> The problem: Print out each record below, unaltered and complete, without its images.

[Stored records]
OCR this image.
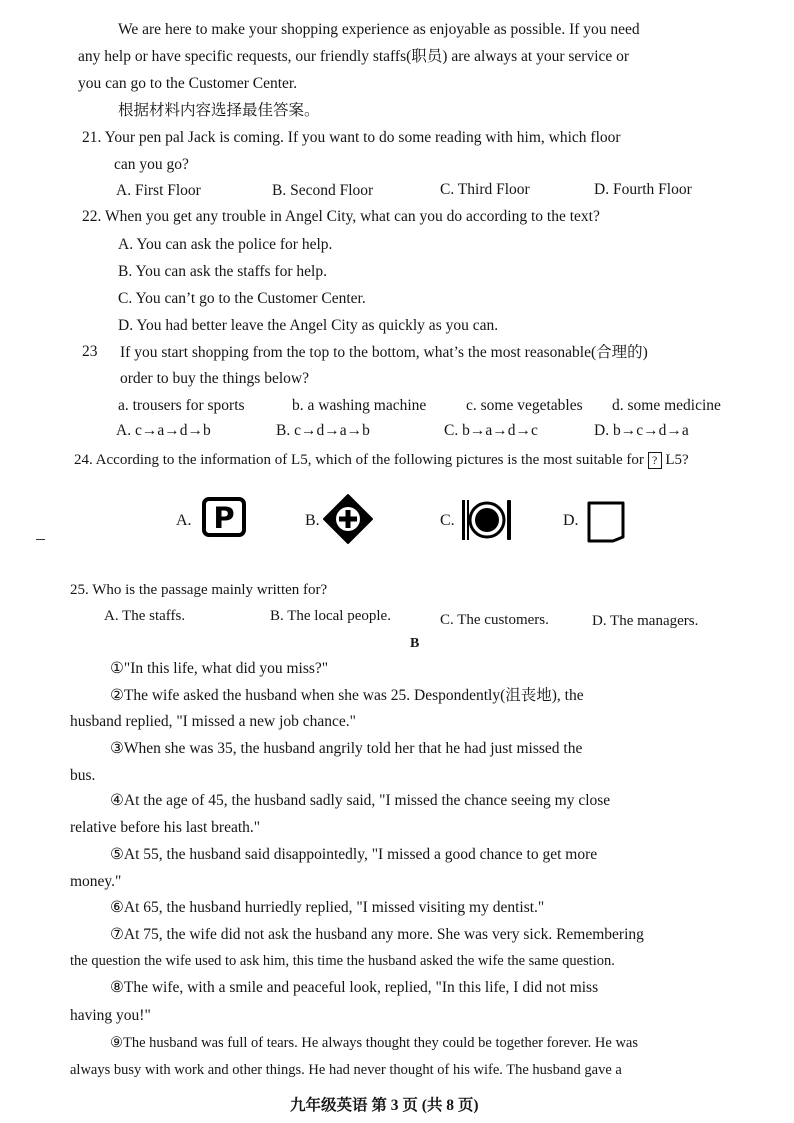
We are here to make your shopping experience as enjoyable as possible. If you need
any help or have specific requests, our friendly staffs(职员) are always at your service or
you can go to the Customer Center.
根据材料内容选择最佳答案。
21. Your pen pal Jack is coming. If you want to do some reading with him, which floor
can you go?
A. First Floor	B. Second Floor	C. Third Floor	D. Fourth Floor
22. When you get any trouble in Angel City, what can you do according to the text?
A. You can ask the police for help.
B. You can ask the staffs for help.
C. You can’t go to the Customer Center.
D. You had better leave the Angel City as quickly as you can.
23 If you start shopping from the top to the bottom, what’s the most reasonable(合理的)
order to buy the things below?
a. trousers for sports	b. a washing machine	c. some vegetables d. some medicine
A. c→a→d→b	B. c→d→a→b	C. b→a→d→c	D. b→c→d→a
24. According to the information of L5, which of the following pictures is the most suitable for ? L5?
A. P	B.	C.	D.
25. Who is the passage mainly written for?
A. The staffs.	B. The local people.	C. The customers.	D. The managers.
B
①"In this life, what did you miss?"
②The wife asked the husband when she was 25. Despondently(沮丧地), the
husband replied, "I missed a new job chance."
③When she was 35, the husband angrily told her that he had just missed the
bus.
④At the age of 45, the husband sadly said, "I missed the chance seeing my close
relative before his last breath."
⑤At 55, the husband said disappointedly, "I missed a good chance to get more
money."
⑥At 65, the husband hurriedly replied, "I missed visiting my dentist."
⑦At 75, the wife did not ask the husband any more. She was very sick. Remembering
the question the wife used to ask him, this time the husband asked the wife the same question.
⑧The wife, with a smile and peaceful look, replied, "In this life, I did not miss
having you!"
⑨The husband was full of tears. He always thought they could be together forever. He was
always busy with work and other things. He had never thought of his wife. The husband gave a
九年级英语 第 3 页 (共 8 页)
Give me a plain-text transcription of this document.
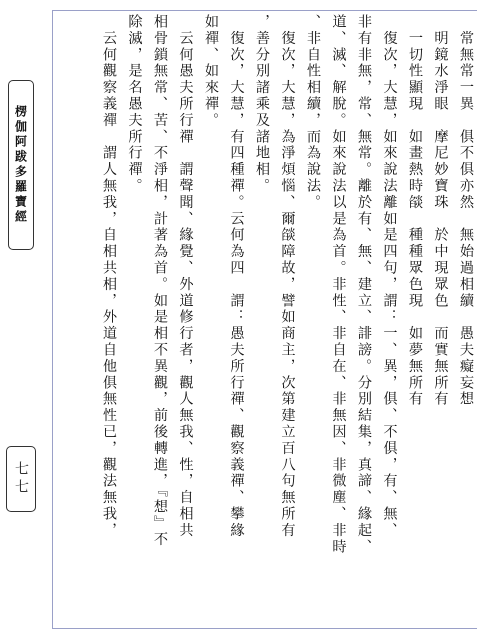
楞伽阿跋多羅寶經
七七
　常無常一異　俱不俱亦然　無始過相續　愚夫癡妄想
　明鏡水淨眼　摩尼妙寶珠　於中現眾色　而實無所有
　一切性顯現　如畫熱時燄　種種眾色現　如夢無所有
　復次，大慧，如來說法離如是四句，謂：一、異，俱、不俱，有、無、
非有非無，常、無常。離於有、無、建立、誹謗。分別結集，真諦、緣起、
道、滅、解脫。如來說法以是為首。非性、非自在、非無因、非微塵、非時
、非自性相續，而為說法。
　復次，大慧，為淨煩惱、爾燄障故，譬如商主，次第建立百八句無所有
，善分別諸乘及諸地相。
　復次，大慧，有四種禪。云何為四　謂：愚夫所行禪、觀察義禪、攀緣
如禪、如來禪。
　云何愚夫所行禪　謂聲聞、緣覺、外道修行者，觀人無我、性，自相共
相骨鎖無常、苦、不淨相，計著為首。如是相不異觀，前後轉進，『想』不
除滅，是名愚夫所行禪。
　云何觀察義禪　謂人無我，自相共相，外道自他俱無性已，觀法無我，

> Correct response:
OCR this image.
We are here to make your shopping experience as enjoyable as possible. If you need
any help or have specific requests, our friendly staffs(职员) are always at your service or
you can go to the Customer Center.
根据材料内容选择最佳答案。
21. Your pen pal Jack is coming. If you want to do some reading with him, which floor
can you go?
A. First Floor	B. Second Floor	C. Third Floor	D. Fourth Floor
22. When you get any trouble in Angel City, what can you do according to the text?
A. You can ask the police for help.
B. You can ask the staffs for help.
C. You can’t go to the Customer Center.
D. You had better leave the Angel City as quickly as you can.
23 If you start shopping from the top to the bottom, what’s the most reasonable(合理的)
order to buy the things below?
a. trousers for sports	b. a washing machine	c. some vegetables d. some medicine
A. c→a→d→b	B. c→d→a→b	C. b→a→d→c	D. b→c→d→a
24. According to the information of L5, which of the following pictures is the most suitable for ? L5?
A. P	B.	C.	D.
25. Who is the passage mainly written for?
A. The staffs.	B. The local people.	C. The customers.	D. The managers.
B
①"In this life, what did you miss?"
②The wife asked the husband when she was 25. Despondently(沮丧地), the
husband replied, "I missed a new job chance."
③When she was 35, the husband angrily told her that he had just missed the
bus.
④At the age of 45, the husband sadly said, "I missed the chance seeing my close
relative before his last breath."
⑤At 55, the husband said disappointedly, "I missed a good chance to get more
money."
⑥At 65, the husband hurriedly replied, "I missed visiting my dentist."
⑦At 75, the wife did not ask the husband any more. She was very sick. Remembering
the question the wife used to ask him, this time the husband asked the wife the same question.
⑧The wife, with a smile and peaceful look, replied, "In this life, I did not miss
having you!"
⑨The husband was full of tears. He always thought they could be together forever. He was
always busy with work and other things. He had never thought of his wife. The husband gave a
九年级英语 第 3 页 (共 8 页)
Give me a plain-text transcription of this document.
楞伽阿跋多羅寶經
七七
　常無常一異　俱不俱亦然　無始過相續　愚夫癡妄想
　明鏡水淨眼　摩尼妙寶珠　於中現眾色　而實無所有
　一切性顯現　如畫熱時燄　種種眾色現　如夢無所有
　復次，大慧，如來說法離如是四句，謂：一、異，俱、不俱，有、無、
非有非無，常、無常。離於有、無、建立、誹謗。分別結集，真諦、緣起、
道、滅、解脫。如來說法以是為首。非性、非自在、非無因、非微塵、非時
、非自性相續，而為說法。
　復次，大慧，為淨煩惱、爾燄障故，譬如商主，次第建立百八句無所有
，善分別諸乘及諸地相。
　復次，大慧，有四種禪。云何為四　謂：愚夫所行禪、觀察義禪、攀緣
如禪、如來禪。
　云何愚夫所行禪　謂聲聞、緣覺、外道修行者，觀人無我、性，自相共
相骨鎖無常、苦、不淨相，計著為首。如是相不異觀，前後轉進，『想』不
除滅，是名愚夫所行禪。
　云何觀察義禪　謂人無我，自相共相，外道自他俱無性已，觀法無我，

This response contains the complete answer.